Given exercise:
Copy every line in the records below that contains the word "data".

Records for the task:
========================================================================

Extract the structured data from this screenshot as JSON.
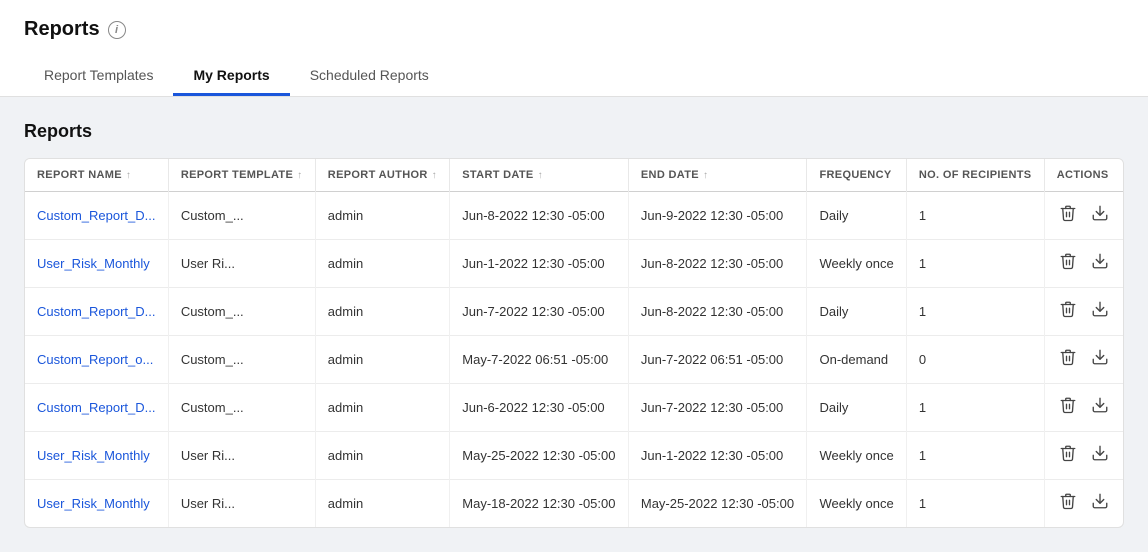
{
  "page": {
    "title": "Reports",
    "info_icon": "i"
  },
  "tabs": [
    {
      "id": "report-templates",
      "label": "Report Templates",
      "active": false
    },
    {
      "id": "my-reports",
      "label": "My Reports",
      "active": true
    },
    {
      "id": "scheduled-reports",
      "label": "Scheduled Reports",
      "active": false
    }
  ],
  "section": {
    "title": "Reports"
  },
  "table": {
    "columns": [
      {
        "id": "report-name",
        "label": "REPORT NAME"
      },
      {
        "id": "report-template",
        "label": "REPORT TEMPLATE"
      },
      {
        "id": "report-author",
        "label": "REPORT AUTHOR"
      },
      {
        "id": "start-date",
        "label": "START DATE"
      },
      {
        "id": "end-date",
        "label": "END DATE"
      },
      {
        "id": "frequency",
        "label": "FREQUENCY"
      },
      {
        "id": "no-of-recipients",
        "label": "NO. OF RECIPIENTS"
      },
      {
        "id": "actions",
        "label": "ACTIONS"
      }
    ],
    "rows": [
      {
        "report_name": "Custom_Report_D...",
        "report_template": "Custom_...",
        "report_author": "admin",
        "start_date": "Jun-8-2022 12:30 -05:00",
        "end_date": "Jun-9-2022 12:30 -05:00",
        "frequency": "Daily",
        "recipients": "1"
      },
      {
        "report_name": "User_Risk_Monthly",
        "report_template": "User Ri...",
        "report_author": "admin",
        "start_date": "Jun-1-2022 12:30 -05:00",
        "end_date": "Jun-8-2022 12:30 -05:00",
        "frequency": "Weekly once",
        "recipients": "1"
      },
      {
        "report_name": "Custom_Report_D...",
        "report_template": "Custom_...",
        "report_author": "admin",
        "start_date": "Jun-7-2022 12:30 -05:00",
        "end_date": "Jun-8-2022 12:30 -05:00",
        "frequency": "Daily",
        "recipients": "1"
      },
      {
        "report_name": "Custom_Report_o...",
        "report_template": "Custom_...",
        "report_author": "admin",
        "start_date": "May-7-2022 06:51 -05:00",
        "end_date": "Jun-7-2022 06:51 -05:00",
        "frequency": "On-demand",
        "recipients": "0"
      },
      {
        "report_name": "Custom_Report_D...",
        "report_template": "Custom_...",
        "report_author": "admin",
        "start_date": "Jun-6-2022 12:30 -05:00",
        "end_date": "Jun-7-2022 12:30 -05:00",
        "frequency": "Daily",
        "recipients": "1"
      },
      {
        "report_name": "User_Risk_Monthly",
        "report_template": "User Ri...",
        "report_author": "admin",
        "start_date": "May-25-2022 12:30 -05:00",
        "end_date": "Jun-1-2022 12:30 -05:00",
        "frequency": "Weekly once",
        "recipients": "1"
      },
      {
        "report_name": "User_Risk_Monthly",
        "report_template": "User Ri...",
        "report_author": "admin",
        "start_date": "May-18-2022 12:30 -05:00",
        "end_date": "May-25-2022 12:30 -05:00",
        "frequency": "Weekly once",
        "recipients": "1"
      }
    ]
  }
}
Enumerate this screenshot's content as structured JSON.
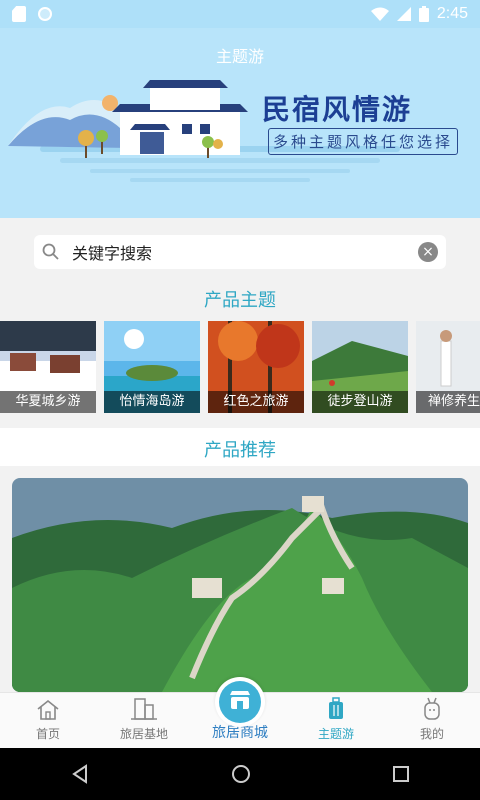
{
  "status_bar": {
    "time": "2:45"
  },
  "header": {
    "title": "主题游",
    "banner_title": "民宿风情游",
    "banner_subtitle": "多种主题风格任您选择"
  },
  "search": {
    "placeholder": "关键字搜索"
  },
  "sections": {
    "themes_title": "产品主题",
    "recommend_title": "产品推荐"
  },
  "themes": [
    {
      "label": "华夏城乡游"
    },
    {
      "label": "怡情海岛游"
    },
    {
      "label": "红色之旅游"
    },
    {
      "label": "徒步登山游"
    },
    {
      "label": "禅修养生"
    }
  ],
  "tabbar": {
    "home": "首页",
    "base": "旅居基地",
    "mall": "旅居商城",
    "theme": "主题游",
    "mine": "我的"
  },
  "colors": {
    "accent": "#2fa7c4",
    "header_bg": "#b8e4fa"
  }
}
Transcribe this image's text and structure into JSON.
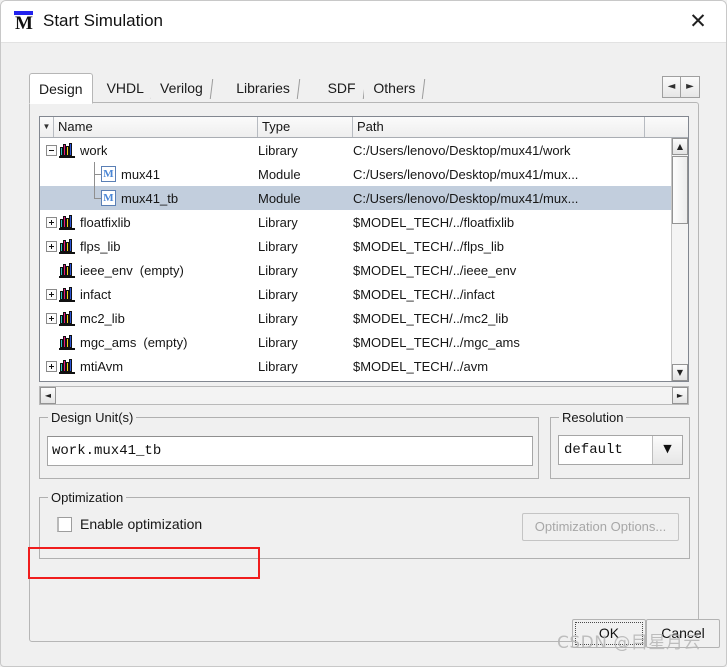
{
  "window": {
    "title": "Start Simulation",
    "logo_icon": "modelsim-m-logo",
    "close_icon": "✕"
  },
  "tabs": [
    {
      "label": "Design",
      "active": true
    },
    {
      "label": "VHDL",
      "active": false
    },
    {
      "label": "Verilog",
      "active": false
    },
    {
      "label": "Libraries",
      "active": false
    },
    {
      "label": "SDF",
      "active": false
    },
    {
      "label": "Others",
      "active": false
    }
  ],
  "tab_arrows": {
    "left": "◄",
    "right": "►"
  },
  "tree": {
    "sort_marker": "▼",
    "columns": [
      "Name",
      "Type",
      "Path"
    ],
    "rows": [
      {
        "name": "work",
        "type": "Library",
        "path": "C:/Users/lenovo/Desktop/mux41/work",
        "level": 0,
        "icon": "library-icon",
        "expander": "minus",
        "selected": false,
        "empty": ""
      },
      {
        "name": "mux41",
        "type": "Module",
        "path": "C:/Users/lenovo/Desktop/mux41/mux...",
        "level": 1,
        "icon": "module-icon",
        "expander": "none",
        "selected": false,
        "empty": ""
      },
      {
        "name": "mux41_tb",
        "type": "Module",
        "path": "C:/Users/lenovo/Desktop/mux41/mux...",
        "level": 1,
        "icon": "module-icon",
        "expander": "none",
        "selected": true,
        "empty": ""
      },
      {
        "name": "floatfixlib",
        "type": "Library",
        "path": "$MODEL_TECH/../floatfixlib",
        "level": 0,
        "icon": "library-icon",
        "expander": "plus",
        "selected": false,
        "empty": ""
      },
      {
        "name": "flps_lib",
        "type": "Library",
        "path": "$MODEL_TECH/../flps_lib",
        "level": 0,
        "icon": "library-icon",
        "expander": "plus",
        "selected": false,
        "empty": ""
      },
      {
        "name": "ieee_env",
        "type": "Library",
        "path": "$MODEL_TECH/../ieee_env",
        "level": 0,
        "icon": "library-icon",
        "expander": "none",
        "selected": false,
        "empty": "(empty)"
      },
      {
        "name": "infact",
        "type": "Library",
        "path": "$MODEL_TECH/../infact",
        "level": 0,
        "icon": "library-icon",
        "expander": "plus",
        "selected": false,
        "empty": ""
      },
      {
        "name": "mc2_lib",
        "type": "Library",
        "path": "$MODEL_TECH/../mc2_lib",
        "level": 0,
        "icon": "library-icon",
        "expander": "plus",
        "selected": false,
        "empty": ""
      },
      {
        "name": "mgc_ams",
        "type": "Library",
        "path": "$MODEL_TECH/../mgc_ams",
        "level": 0,
        "icon": "library-icon",
        "expander": "none",
        "selected": false,
        "empty": "(empty)"
      },
      {
        "name": "mtiAvm",
        "type": "Library",
        "path": "$MODEL_TECH/../avm",
        "level": 0,
        "icon": "library-icon",
        "expander": "plus",
        "selected": false,
        "empty": ""
      }
    ],
    "scroll": {
      "up": "▲",
      "down": "▼",
      "left": "◄",
      "right": "►"
    }
  },
  "design_units": {
    "group_title": "Design Unit(s)",
    "value": "work.mux41_tb",
    "placeholder": ""
  },
  "resolution": {
    "group_title": "Resolution",
    "value": "default",
    "arrow_icon": "▼"
  },
  "optimization": {
    "group_title": "Optimization",
    "checkbox_label": "Enable optimization",
    "checked": false,
    "options_button": "Optimization Options...",
    "options_button_enabled": false,
    "annotation_color": "#f01d1d"
  },
  "footer": {
    "ok": "OK",
    "cancel": "Cancel"
  },
  "watermark": "CSDN @目星月云"
}
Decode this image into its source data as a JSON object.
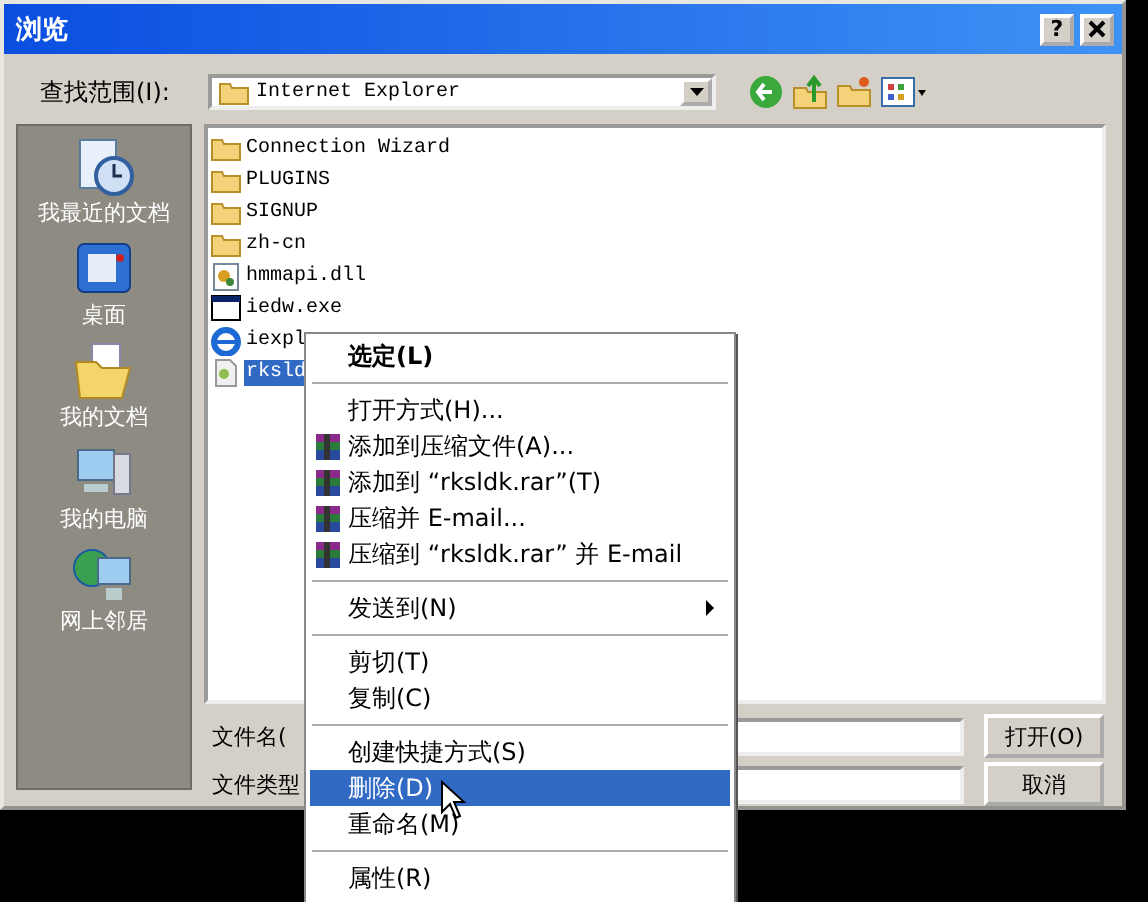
{
  "window": {
    "title": "浏览",
    "help_button": "?"
  },
  "look_in": {
    "label": "查找范围(I):",
    "value": "Internet Explorer"
  },
  "places": [
    {
      "kind": "recent",
      "label": "我最近的文档"
    },
    {
      "kind": "desktop",
      "label": "桌面"
    },
    {
      "kind": "documents",
      "label": "我的文档"
    },
    {
      "kind": "computer",
      "label": "我的电脑"
    },
    {
      "kind": "network",
      "label": "网上邻居"
    }
  ],
  "files": [
    {
      "kind": "folder",
      "name": "Connection Wizard",
      "selected": false
    },
    {
      "kind": "folder",
      "name": "PLUGINS",
      "selected": false
    },
    {
      "kind": "folder",
      "name": "SIGNUP",
      "selected": false
    },
    {
      "kind": "folder",
      "name": "zh-cn",
      "selected": false
    },
    {
      "kind": "dll",
      "name": "hmmapi.dll",
      "selected": false
    },
    {
      "kind": "exe",
      "name": "iedw.exe",
      "selected": false
    },
    {
      "kind": "ie",
      "name": "iexpl",
      "selected": false
    },
    {
      "kind": "file",
      "name": "rksld",
      "selected": true
    }
  ],
  "file_name": {
    "label": "文件名("
  },
  "file_type": {
    "label": "文件类型"
  },
  "buttons": [
    {
      "label": "打开(O)"
    },
    {
      "label": "取消"
    }
  ],
  "context_menu": {
    "groups": [
      [
        {
          "kind": "default",
          "label": "选定(L)",
          "selected": false
        }
      ],
      [
        {
          "kind": "plain",
          "label": "打开方式(H)...",
          "selected": false
        },
        {
          "kind": "archive",
          "label": "添加到压缩文件(A)...",
          "selected": false
        },
        {
          "kind": "archive",
          "label": "添加到 “rksldk.rar”(T)",
          "selected": false
        },
        {
          "kind": "archive",
          "label": "压缩并 E-mail...",
          "selected": false
        },
        {
          "kind": "archive",
          "label": "压缩到 “rksldk.rar” 并 E-mail",
          "selected": false
        }
      ],
      [
        {
          "kind": "submenu",
          "label": "发送到(N)",
          "selected": false
        }
      ],
      [
        {
          "kind": "plain",
          "label": "剪切(T)",
          "selected": false
        },
        {
          "kind": "plain",
          "label": "复制(C)",
          "selected": false
        }
      ],
      [
        {
          "kind": "plain",
          "label": "创建快捷方式(S)",
          "selected": false
        },
        {
          "kind": "plain",
          "label": "删除(D)",
          "selected": true
        },
        {
          "kind": "plain",
          "label": "重命名(M)",
          "selected": false
        }
      ],
      [
        {
          "kind": "plain",
          "label": "属性(R)",
          "selected": false
        }
      ]
    ]
  }
}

========================================================================

Answer for this exercise:
Extract the structured data from this screenshot as JSON.
Decode this image into its source data as a JSON object.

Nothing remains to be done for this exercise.